* start *
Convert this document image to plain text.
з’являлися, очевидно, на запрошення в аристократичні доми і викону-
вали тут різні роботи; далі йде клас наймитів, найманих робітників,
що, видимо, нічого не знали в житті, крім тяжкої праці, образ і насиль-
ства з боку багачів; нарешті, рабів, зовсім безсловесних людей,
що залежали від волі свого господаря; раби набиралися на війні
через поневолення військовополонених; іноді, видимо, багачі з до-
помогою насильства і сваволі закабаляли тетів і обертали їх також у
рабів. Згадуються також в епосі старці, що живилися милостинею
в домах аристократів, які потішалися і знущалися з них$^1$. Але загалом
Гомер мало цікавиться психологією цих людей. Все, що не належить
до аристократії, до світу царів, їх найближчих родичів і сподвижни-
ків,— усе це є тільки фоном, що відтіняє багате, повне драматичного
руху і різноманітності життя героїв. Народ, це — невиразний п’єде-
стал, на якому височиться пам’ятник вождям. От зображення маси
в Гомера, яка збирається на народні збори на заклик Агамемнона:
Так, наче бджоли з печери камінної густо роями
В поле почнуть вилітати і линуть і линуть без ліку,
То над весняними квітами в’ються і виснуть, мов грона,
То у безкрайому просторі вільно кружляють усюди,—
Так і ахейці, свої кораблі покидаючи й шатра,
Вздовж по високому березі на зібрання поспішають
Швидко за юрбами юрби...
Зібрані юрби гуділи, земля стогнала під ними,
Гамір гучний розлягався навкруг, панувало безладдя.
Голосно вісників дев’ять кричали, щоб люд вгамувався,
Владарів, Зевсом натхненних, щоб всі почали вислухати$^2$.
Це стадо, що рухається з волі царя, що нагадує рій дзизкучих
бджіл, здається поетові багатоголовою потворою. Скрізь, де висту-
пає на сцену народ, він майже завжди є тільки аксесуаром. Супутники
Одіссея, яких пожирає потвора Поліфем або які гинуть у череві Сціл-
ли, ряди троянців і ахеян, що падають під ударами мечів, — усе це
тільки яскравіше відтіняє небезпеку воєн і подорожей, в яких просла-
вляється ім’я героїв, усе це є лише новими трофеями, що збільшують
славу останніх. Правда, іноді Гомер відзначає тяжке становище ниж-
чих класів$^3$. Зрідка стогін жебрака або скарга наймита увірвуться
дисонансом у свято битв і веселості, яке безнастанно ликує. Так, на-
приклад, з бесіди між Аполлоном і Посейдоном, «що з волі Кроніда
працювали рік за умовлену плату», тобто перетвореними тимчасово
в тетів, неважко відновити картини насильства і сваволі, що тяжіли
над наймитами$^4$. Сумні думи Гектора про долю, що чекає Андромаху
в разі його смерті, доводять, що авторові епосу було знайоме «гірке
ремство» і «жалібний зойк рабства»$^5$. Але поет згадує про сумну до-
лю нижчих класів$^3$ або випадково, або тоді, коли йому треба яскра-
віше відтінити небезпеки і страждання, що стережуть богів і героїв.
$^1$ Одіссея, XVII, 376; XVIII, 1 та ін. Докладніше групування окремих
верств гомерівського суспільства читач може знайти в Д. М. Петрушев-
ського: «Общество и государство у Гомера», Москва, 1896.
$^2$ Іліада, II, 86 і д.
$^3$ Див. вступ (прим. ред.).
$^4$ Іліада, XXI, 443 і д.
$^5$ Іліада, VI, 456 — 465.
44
* end *
◆ **Short exercise**: The entries above must be returned in full, exactly as shown.

◆ **Exercise answer**:
Convert this document image to plain text.
з’являлися, очевидно, на запрошення в аристократичні доми і викону-
вали тут різні роботи; далі йде клас наймитів, найманих робітників,
що, видимо, нічого не знали в житті, крім тяжкої праці, образ і насиль-
ства з боку багачів; нарешті, рабів, зовсім безсловесних людей,
що залежали від волі свого господаря; раби набиралися на війні
через поневолення військовополонених; іноді, видимо, багачі з до-
помогою насильства і сваволі закабаляли тетів і обертали їх також у
рабів. Згадуються також в епосі старці, що живилися милостинею
в домах аристократів, які потішалися і знущалися з них$^1$. Але загалом
Гомер мало цікавиться психологією цих людей. Все, що не належить
до аристократії, до світу царів, їх найближчих родичів і сподвижни-
ків,— усе це є тільки фоном, що відтіняє багате, повне драматичного
руху і різноманітності життя героїв. Народ, це — невиразний п’єде-
стал, на якому височиться пам’ятник вождям. От зображення маси
в Гомера, яка збирається на народні збори на заклик Агамемнона:
Так, наче бджоли з печери камінної густо роями
В поле почнуть вилітати і линуть і линуть без ліку,
То над весняними квітами в’ються і виснуть, мов грона,
То у безкрайому просторі вільно кружляють усюди,—
Так і ахейці, свої кораблі покидаючи й шатра,
Вздовж по високому березі на зібрання поспішають
Швидко за юрбами юрби...
Зібрані юрби гуділи, земля стогнала під ними,
Гамір гучний розлягався навкруг, панувало безладдя.
Голосно вісників дев’ять кричали, щоб люд вгамувався,
Владарів, Зевсом натхненних, щоб всі почали вислухати$^2$.
Це стадо, що рухається з волі царя, що нагадує рій дзизкучих
бджіл, здається поетові багатоголовою потворою. Скрізь, де висту-
пає на сцену народ, він майже завжди є тільки аксесуаром. Супутники
Одіссея, яких пожирає потвора Поліфем або які гинуть у череві Сціл-
ли, ряди троянців і ахеян, що падають під ударами мечів, — усе це
тільки яскравіше відтіняє небезпеку воєн і подорожей, в яких просла-
вляється ім’я героїв, усе це є лише новими трофеями, що збільшують
славу останніх. Правда, іноді Гомер відзначає тяжке становище ниж-
чих класів$^3$. Зрідка стогін жебрака або скарга наймита увірвуться
дисонансом у свято битв і веселості, яке безнастанно ликує. Так, на-
приклад, з бесіди між Аполлоном і Посейдоном, «що з волі Кроніда
працювали рік за умовлену плату», тобто перетвореними тимчасово
в тетів, неважко відновити картини насильства і сваволі, що тяжіли
над наймитами$^4$. Сумні думи Гектора про долю, що чекає Андромаху
в разі його смерті, доводять, що авторові епосу було знайоме «гірке
ремство» і «жалібний зойк рабства»$^5$. Але поет згадує про сумну до-
лю нижчих класів$^3$ або випадково, або тоді, коли йому треба яскра-
віше відтінити небезпеки і страждання, що стережуть богів і героїв.
$^1$ Одіссея, XVII, 376; XVIII, 1 та ін. Докладніше групування окремих
верств гомерівського суспільства читач може знайти в Д. М. Петрушев-
ського: «Общество и государство у Гомера», Москва, 1896.
$^2$ Іліада, II, 86 і д.
$^3$ Див. вступ (прим. ред.).
$^4$ Іліада, XXI, 443 і д.
$^5$ Іліада, VI, 456 — 465.
44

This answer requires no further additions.